▸ EXTRACTED ENTRIES:
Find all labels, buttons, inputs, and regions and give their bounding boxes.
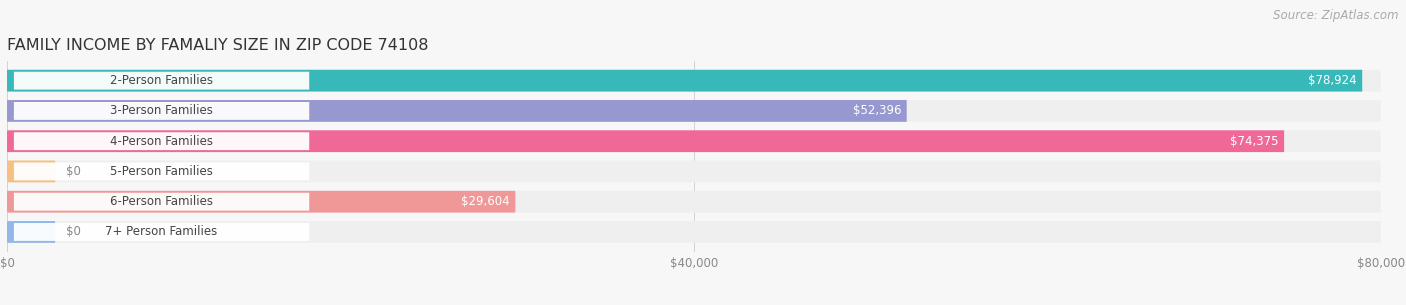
FancyBboxPatch shape	[7, 70, 1362, 92]
Text: FAMILY INCOME BY FAMALIY SIZE IN ZIP CODE 74108: FAMILY INCOME BY FAMALIY SIZE IN ZIP COD…	[7, 38, 429, 53]
Text: 7+ Person Families: 7+ Person Families	[105, 225, 218, 239]
FancyBboxPatch shape	[7, 100, 1381, 122]
Text: 4-Person Families: 4-Person Families	[110, 135, 214, 148]
FancyBboxPatch shape	[7, 70, 1381, 92]
FancyBboxPatch shape	[7, 100, 907, 122]
FancyBboxPatch shape	[7, 160, 55, 182]
FancyBboxPatch shape	[7, 221, 1381, 243]
Text: $52,396: $52,396	[852, 104, 901, 117]
FancyBboxPatch shape	[7, 130, 1284, 152]
FancyBboxPatch shape	[14, 72, 309, 90]
Text: $0: $0	[66, 225, 82, 239]
Text: $74,375: $74,375	[1230, 135, 1278, 148]
FancyBboxPatch shape	[14, 102, 309, 120]
Text: $29,604: $29,604	[461, 195, 510, 208]
FancyBboxPatch shape	[7, 191, 1381, 213]
Text: 6-Person Families: 6-Person Families	[110, 195, 214, 208]
Text: 5-Person Families: 5-Person Families	[110, 165, 212, 178]
FancyBboxPatch shape	[7, 221, 55, 243]
FancyBboxPatch shape	[14, 132, 309, 150]
FancyBboxPatch shape	[7, 130, 1381, 152]
FancyBboxPatch shape	[7, 191, 516, 213]
Text: 2-Person Families: 2-Person Families	[110, 74, 214, 87]
Text: $0: $0	[66, 165, 82, 178]
FancyBboxPatch shape	[7, 160, 1381, 182]
FancyBboxPatch shape	[14, 193, 309, 211]
FancyBboxPatch shape	[14, 223, 309, 241]
FancyBboxPatch shape	[14, 163, 309, 180]
Text: $78,924: $78,924	[1308, 74, 1357, 87]
Text: 3-Person Families: 3-Person Families	[110, 104, 212, 117]
Text: Source: ZipAtlas.com: Source: ZipAtlas.com	[1274, 9, 1399, 22]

▸ YOUR TASK: Reproduce every line of the records above verbatim, leaving out the pictures.

▸ SOLUTION FOR THIS TASK:
Find all labels, buttons, inputs, and regions and give their bounding boxes.
FancyBboxPatch shape	[7, 70, 1362, 92]
Text: FAMILY INCOME BY FAMALIY SIZE IN ZIP CODE 74108: FAMILY INCOME BY FAMALIY SIZE IN ZIP COD…	[7, 38, 429, 53]
Text: 7+ Person Families: 7+ Person Families	[105, 225, 218, 239]
FancyBboxPatch shape	[7, 100, 1381, 122]
Text: 4-Person Families: 4-Person Families	[110, 135, 214, 148]
FancyBboxPatch shape	[7, 70, 1381, 92]
FancyBboxPatch shape	[7, 100, 907, 122]
FancyBboxPatch shape	[7, 160, 55, 182]
FancyBboxPatch shape	[7, 221, 1381, 243]
Text: $52,396: $52,396	[852, 104, 901, 117]
FancyBboxPatch shape	[7, 130, 1284, 152]
FancyBboxPatch shape	[14, 72, 309, 90]
Text: $0: $0	[66, 225, 82, 239]
Text: $74,375: $74,375	[1230, 135, 1278, 148]
FancyBboxPatch shape	[14, 102, 309, 120]
Text: $29,604: $29,604	[461, 195, 510, 208]
FancyBboxPatch shape	[7, 191, 1381, 213]
Text: 6-Person Families: 6-Person Families	[110, 195, 214, 208]
Text: 5-Person Families: 5-Person Families	[110, 165, 212, 178]
FancyBboxPatch shape	[7, 221, 55, 243]
FancyBboxPatch shape	[14, 132, 309, 150]
FancyBboxPatch shape	[7, 130, 1381, 152]
FancyBboxPatch shape	[7, 191, 516, 213]
Text: 2-Person Families: 2-Person Families	[110, 74, 214, 87]
Text: $0: $0	[66, 165, 82, 178]
FancyBboxPatch shape	[7, 160, 1381, 182]
FancyBboxPatch shape	[14, 193, 309, 211]
FancyBboxPatch shape	[14, 223, 309, 241]
FancyBboxPatch shape	[14, 163, 309, 180]
Text: $78,924: $78,924	[1308, 74, 1357, 87]
Text: 3-Person Families: 3-Person Families	[110, 104, 212, 117]
Text: Source: ZipAtlas.com: Source: ZipAtlas.com	[1274, 9, 1399, 22]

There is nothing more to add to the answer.